# WHAT IS REQUIRED
Wherever a line holds the word "Original", copy that line out.

# ENTRIES
-------

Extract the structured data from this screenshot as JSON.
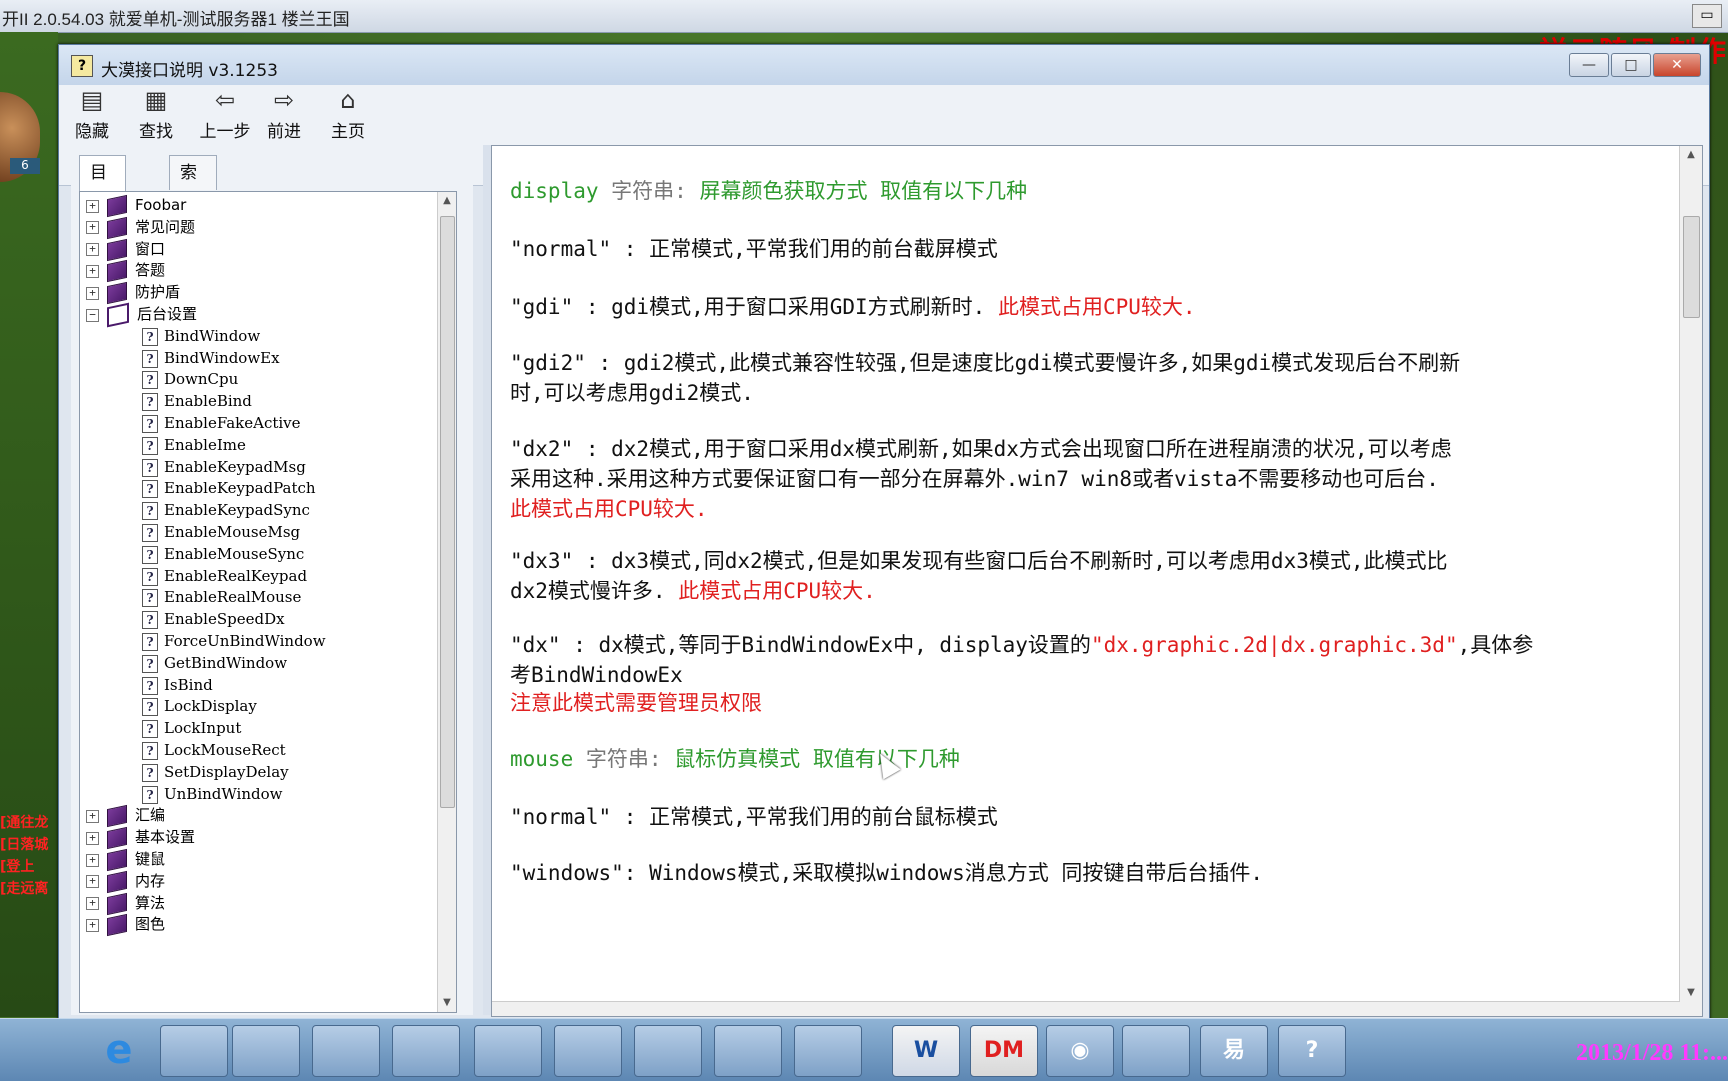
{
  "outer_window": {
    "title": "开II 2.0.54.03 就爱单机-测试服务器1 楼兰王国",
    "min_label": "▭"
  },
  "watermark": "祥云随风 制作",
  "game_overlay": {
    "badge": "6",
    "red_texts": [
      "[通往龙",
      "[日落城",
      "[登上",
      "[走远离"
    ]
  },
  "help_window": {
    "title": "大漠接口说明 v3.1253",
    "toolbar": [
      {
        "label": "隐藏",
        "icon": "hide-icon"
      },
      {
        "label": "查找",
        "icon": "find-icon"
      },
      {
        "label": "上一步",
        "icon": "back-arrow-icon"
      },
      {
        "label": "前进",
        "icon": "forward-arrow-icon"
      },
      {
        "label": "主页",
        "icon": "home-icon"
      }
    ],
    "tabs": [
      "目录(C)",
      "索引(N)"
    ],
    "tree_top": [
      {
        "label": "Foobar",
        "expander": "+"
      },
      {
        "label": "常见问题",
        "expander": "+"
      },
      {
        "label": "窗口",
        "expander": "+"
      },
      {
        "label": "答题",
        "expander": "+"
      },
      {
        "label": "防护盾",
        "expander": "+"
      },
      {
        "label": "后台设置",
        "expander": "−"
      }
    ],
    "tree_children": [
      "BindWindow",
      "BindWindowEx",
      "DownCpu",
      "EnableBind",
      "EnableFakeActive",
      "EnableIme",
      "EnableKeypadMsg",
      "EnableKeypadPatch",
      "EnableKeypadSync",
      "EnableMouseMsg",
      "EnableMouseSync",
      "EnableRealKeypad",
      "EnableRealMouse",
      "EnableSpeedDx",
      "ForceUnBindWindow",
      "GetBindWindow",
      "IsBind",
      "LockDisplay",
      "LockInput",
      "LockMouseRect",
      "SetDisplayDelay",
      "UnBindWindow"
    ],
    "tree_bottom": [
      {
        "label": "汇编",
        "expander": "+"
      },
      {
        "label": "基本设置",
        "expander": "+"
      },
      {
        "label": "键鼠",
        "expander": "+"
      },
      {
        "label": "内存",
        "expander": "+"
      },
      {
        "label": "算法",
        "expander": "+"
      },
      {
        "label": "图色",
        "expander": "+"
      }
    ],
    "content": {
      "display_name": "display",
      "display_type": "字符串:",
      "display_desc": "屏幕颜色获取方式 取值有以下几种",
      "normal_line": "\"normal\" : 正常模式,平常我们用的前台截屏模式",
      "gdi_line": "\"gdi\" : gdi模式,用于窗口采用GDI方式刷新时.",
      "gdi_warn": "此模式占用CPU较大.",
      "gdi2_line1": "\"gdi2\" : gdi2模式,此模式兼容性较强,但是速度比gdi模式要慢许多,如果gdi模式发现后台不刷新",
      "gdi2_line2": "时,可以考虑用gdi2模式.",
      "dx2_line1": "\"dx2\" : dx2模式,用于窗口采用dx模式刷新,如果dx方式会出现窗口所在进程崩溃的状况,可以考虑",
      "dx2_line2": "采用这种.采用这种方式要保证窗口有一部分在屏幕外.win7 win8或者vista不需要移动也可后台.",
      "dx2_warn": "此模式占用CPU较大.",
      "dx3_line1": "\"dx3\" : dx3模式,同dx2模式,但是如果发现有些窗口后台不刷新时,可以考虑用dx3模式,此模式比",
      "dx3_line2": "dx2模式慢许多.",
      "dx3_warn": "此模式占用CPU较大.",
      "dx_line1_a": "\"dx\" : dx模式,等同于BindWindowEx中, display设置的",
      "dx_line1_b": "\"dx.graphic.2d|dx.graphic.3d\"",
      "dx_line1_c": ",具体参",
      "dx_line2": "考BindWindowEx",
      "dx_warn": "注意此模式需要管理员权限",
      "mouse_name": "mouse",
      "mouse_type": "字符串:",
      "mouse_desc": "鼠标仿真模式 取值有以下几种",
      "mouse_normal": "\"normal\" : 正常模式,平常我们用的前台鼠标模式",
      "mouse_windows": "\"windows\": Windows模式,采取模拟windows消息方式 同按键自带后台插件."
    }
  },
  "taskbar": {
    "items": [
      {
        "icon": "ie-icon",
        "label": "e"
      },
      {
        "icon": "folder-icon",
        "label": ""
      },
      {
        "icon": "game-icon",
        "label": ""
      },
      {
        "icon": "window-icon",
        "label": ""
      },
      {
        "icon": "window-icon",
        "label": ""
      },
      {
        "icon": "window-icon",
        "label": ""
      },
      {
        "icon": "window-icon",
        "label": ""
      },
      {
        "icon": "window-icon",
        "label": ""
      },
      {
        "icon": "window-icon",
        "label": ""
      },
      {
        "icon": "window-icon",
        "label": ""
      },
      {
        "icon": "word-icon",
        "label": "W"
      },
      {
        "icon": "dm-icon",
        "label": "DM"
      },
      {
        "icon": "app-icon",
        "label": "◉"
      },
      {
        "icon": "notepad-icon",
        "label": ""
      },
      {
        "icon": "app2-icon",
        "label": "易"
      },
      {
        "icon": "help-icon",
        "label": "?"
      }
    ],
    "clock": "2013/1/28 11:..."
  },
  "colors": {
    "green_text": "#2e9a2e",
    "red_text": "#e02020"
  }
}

-------

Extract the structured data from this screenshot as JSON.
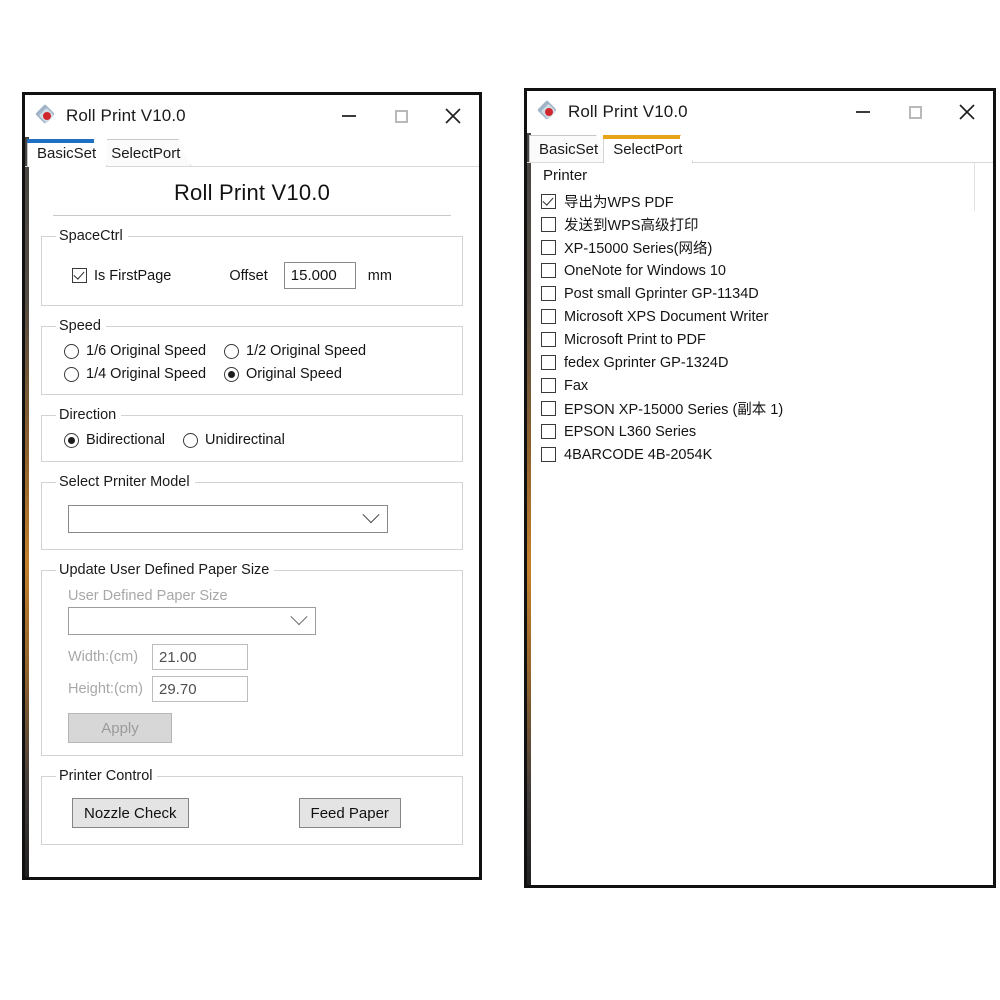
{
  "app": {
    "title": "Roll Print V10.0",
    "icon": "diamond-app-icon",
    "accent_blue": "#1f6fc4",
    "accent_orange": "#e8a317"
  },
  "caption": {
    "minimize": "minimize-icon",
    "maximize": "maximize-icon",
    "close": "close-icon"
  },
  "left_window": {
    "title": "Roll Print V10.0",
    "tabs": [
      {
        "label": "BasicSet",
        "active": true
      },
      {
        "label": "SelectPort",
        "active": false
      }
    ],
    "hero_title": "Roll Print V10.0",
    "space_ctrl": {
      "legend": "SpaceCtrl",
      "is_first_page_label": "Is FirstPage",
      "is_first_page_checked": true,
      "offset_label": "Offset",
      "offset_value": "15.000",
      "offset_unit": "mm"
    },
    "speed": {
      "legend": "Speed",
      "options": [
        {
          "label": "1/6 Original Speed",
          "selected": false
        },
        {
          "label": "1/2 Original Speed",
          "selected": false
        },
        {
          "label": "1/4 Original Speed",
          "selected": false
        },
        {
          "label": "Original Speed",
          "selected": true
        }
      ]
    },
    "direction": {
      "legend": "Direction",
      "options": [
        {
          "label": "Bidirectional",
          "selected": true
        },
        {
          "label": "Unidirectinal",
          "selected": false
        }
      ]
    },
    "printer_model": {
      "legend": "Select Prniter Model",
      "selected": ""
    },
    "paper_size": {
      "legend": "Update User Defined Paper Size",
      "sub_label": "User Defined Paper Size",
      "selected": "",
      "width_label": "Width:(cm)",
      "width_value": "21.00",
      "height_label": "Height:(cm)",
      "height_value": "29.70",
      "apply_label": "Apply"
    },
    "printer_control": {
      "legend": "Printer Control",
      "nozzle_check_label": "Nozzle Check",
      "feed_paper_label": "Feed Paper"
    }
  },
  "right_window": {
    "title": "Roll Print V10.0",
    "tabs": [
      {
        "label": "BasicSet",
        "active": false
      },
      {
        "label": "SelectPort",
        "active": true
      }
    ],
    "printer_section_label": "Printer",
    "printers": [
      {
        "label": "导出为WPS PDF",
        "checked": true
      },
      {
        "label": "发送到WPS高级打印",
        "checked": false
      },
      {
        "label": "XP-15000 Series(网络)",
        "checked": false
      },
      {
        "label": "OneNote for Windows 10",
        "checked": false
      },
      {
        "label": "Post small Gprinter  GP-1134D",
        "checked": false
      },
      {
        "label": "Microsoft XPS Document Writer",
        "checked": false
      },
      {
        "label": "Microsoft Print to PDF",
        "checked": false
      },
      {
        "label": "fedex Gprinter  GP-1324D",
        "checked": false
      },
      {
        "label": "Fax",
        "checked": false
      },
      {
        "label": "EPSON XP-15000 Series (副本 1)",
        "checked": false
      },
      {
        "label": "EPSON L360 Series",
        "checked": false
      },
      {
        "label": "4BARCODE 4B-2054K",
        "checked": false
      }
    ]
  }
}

-------

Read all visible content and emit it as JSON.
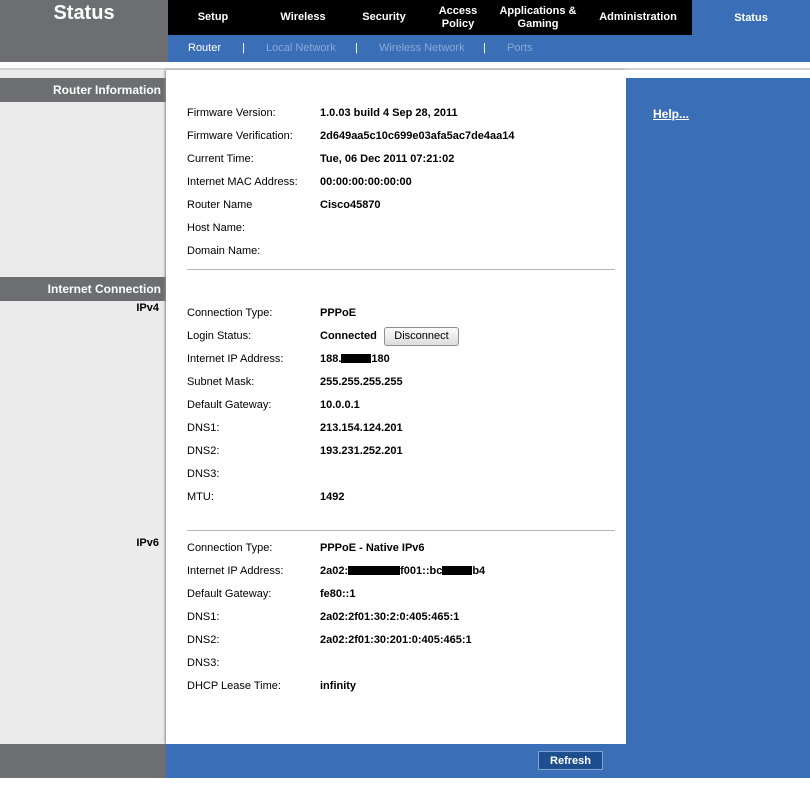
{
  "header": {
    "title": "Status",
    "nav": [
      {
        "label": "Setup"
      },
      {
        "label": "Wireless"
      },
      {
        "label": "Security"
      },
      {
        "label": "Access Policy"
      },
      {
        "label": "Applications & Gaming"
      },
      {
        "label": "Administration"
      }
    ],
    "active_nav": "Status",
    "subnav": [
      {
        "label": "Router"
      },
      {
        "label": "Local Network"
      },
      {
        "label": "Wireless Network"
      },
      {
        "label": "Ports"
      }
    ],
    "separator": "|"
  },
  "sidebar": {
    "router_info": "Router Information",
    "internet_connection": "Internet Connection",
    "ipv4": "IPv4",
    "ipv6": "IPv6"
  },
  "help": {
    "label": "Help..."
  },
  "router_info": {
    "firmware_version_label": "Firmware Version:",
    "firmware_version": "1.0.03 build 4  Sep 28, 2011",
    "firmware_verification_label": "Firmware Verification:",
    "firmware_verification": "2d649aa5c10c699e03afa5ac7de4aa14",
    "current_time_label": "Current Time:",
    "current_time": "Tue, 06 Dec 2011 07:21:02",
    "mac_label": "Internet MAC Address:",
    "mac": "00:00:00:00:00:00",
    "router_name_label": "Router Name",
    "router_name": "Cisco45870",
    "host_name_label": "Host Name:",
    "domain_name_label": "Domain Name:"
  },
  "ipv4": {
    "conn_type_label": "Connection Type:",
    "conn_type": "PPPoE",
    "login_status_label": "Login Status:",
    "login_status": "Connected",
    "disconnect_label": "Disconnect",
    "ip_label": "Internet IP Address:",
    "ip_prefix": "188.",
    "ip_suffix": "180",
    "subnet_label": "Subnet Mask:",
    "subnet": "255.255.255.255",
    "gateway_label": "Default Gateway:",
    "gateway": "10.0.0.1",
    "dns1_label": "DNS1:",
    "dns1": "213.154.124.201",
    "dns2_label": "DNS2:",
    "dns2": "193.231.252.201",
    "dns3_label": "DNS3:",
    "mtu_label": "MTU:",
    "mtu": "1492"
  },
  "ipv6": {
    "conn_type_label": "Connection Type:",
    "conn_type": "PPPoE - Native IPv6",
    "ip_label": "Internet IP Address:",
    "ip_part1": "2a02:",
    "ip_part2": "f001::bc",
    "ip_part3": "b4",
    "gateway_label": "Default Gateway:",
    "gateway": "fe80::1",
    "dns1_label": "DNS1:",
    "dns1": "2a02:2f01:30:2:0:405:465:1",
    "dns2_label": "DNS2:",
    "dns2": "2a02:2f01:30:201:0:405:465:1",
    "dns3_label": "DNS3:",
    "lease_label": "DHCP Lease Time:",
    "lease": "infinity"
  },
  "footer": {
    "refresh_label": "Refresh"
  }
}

-------

# REPLY TO THE TASK
          "label": "1/6 Original Speed",
          "label": "1/2 Original Speed",
          "label": "1/4 Original Speed",
          "label": "Original Speed",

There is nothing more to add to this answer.